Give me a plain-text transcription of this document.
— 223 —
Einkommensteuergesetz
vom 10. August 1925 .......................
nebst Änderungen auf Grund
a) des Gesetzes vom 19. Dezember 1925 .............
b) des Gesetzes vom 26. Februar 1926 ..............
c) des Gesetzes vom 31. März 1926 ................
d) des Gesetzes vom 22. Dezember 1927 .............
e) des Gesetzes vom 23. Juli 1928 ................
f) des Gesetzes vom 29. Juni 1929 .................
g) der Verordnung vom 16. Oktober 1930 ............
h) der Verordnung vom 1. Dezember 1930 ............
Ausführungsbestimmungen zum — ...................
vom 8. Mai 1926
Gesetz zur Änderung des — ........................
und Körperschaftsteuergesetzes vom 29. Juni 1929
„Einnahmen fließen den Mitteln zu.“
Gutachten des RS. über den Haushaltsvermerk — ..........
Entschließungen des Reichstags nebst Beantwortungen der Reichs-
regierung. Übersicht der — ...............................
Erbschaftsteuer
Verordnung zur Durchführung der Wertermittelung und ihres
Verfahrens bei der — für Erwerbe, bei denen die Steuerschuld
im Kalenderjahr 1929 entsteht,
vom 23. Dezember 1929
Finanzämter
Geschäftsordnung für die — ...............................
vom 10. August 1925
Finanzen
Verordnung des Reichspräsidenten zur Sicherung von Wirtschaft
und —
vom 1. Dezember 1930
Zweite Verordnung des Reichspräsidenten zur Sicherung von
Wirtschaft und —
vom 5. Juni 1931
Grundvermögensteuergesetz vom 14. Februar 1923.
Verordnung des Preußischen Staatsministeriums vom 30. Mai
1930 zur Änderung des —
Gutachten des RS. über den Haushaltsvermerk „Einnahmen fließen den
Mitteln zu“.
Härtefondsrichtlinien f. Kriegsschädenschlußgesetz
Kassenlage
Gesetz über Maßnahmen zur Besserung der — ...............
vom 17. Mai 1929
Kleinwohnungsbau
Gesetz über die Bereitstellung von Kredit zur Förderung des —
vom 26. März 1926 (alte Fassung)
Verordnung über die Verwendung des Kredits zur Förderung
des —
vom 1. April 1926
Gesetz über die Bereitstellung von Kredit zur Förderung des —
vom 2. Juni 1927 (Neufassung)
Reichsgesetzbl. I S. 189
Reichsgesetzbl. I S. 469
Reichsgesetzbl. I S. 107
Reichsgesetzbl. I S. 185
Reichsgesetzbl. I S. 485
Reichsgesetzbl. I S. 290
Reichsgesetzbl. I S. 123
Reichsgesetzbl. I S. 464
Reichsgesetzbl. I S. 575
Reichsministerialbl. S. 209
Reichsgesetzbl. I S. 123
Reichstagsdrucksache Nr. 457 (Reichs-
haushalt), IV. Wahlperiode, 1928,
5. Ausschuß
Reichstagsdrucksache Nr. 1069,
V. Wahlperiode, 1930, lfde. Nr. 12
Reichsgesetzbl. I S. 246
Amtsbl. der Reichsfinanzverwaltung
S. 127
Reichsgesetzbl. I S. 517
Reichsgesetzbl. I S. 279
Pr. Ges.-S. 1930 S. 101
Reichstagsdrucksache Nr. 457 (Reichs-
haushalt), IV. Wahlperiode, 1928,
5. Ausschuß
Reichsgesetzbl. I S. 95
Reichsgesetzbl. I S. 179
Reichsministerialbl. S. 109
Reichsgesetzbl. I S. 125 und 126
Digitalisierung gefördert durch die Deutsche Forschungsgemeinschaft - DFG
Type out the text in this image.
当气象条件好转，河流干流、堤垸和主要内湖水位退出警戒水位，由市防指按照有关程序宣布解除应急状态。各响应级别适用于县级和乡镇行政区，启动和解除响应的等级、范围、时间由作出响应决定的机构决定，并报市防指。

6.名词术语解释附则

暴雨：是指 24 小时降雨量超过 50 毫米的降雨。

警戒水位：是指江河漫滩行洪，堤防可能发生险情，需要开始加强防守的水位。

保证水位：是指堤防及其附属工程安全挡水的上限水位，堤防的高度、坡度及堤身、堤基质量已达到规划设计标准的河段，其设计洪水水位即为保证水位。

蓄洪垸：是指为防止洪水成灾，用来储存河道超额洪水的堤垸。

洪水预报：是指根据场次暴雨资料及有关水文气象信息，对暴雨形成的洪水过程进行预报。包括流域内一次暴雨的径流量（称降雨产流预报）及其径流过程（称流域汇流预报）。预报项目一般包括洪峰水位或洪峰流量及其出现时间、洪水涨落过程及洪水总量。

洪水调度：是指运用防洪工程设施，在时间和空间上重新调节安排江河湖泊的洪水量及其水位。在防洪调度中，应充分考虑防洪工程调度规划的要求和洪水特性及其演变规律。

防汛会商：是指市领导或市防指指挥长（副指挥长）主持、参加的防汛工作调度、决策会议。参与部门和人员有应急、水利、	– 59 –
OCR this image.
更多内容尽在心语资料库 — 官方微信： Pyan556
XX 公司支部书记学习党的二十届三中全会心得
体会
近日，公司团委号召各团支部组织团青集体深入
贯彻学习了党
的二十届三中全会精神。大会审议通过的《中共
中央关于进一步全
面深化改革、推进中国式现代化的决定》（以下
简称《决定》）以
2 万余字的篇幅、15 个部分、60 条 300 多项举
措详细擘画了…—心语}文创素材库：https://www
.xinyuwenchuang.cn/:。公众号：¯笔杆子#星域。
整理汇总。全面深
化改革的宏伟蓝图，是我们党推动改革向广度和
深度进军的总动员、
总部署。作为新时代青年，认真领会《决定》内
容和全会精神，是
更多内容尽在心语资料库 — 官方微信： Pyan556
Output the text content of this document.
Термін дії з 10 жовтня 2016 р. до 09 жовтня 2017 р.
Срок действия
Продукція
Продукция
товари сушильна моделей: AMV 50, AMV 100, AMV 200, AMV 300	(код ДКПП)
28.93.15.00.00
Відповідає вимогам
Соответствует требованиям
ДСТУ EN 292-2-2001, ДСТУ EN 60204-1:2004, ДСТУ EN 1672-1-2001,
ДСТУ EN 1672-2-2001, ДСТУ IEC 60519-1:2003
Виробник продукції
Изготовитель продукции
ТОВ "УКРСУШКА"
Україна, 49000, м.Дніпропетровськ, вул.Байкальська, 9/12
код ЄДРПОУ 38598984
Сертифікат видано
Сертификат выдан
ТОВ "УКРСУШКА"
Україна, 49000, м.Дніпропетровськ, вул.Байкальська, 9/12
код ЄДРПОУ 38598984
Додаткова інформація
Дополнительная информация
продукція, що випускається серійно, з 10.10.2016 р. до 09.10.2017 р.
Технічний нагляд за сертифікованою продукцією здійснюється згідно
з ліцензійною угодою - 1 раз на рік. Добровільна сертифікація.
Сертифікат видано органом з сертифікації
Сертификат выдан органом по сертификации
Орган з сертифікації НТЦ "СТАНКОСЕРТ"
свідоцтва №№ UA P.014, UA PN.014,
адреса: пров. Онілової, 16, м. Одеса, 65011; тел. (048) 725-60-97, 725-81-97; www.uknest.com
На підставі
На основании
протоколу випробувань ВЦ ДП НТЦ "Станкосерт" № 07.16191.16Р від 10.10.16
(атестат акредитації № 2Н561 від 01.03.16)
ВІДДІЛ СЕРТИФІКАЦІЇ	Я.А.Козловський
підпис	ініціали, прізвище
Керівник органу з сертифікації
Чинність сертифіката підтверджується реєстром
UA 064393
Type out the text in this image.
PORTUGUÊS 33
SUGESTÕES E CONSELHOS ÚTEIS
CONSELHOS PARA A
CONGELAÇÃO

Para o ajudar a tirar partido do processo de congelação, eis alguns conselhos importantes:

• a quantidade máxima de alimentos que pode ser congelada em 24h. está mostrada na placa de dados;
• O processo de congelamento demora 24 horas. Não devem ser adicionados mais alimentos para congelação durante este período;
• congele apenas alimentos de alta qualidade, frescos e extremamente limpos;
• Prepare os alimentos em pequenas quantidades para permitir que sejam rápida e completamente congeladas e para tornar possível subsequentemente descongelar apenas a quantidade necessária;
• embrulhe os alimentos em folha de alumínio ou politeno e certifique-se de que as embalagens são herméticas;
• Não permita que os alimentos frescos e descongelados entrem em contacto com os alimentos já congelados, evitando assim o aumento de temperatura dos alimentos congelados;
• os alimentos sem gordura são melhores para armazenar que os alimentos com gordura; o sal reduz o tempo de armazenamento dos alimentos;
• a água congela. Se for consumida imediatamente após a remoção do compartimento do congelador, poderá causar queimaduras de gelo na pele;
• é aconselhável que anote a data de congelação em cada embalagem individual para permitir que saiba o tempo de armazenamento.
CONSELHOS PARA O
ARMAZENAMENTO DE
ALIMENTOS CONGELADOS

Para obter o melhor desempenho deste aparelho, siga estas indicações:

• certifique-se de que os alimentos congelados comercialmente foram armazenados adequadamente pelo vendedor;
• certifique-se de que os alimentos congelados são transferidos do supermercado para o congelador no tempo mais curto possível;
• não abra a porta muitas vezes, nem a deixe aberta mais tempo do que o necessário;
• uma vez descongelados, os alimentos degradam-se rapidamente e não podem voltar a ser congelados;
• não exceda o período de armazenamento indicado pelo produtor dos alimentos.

- [WHAT THE TASK ASKS]
Count the lines in the entries above that include the string "Reichspräsidenten", then give only that figure.

- [ANSWER TO THE PROBLEM]
2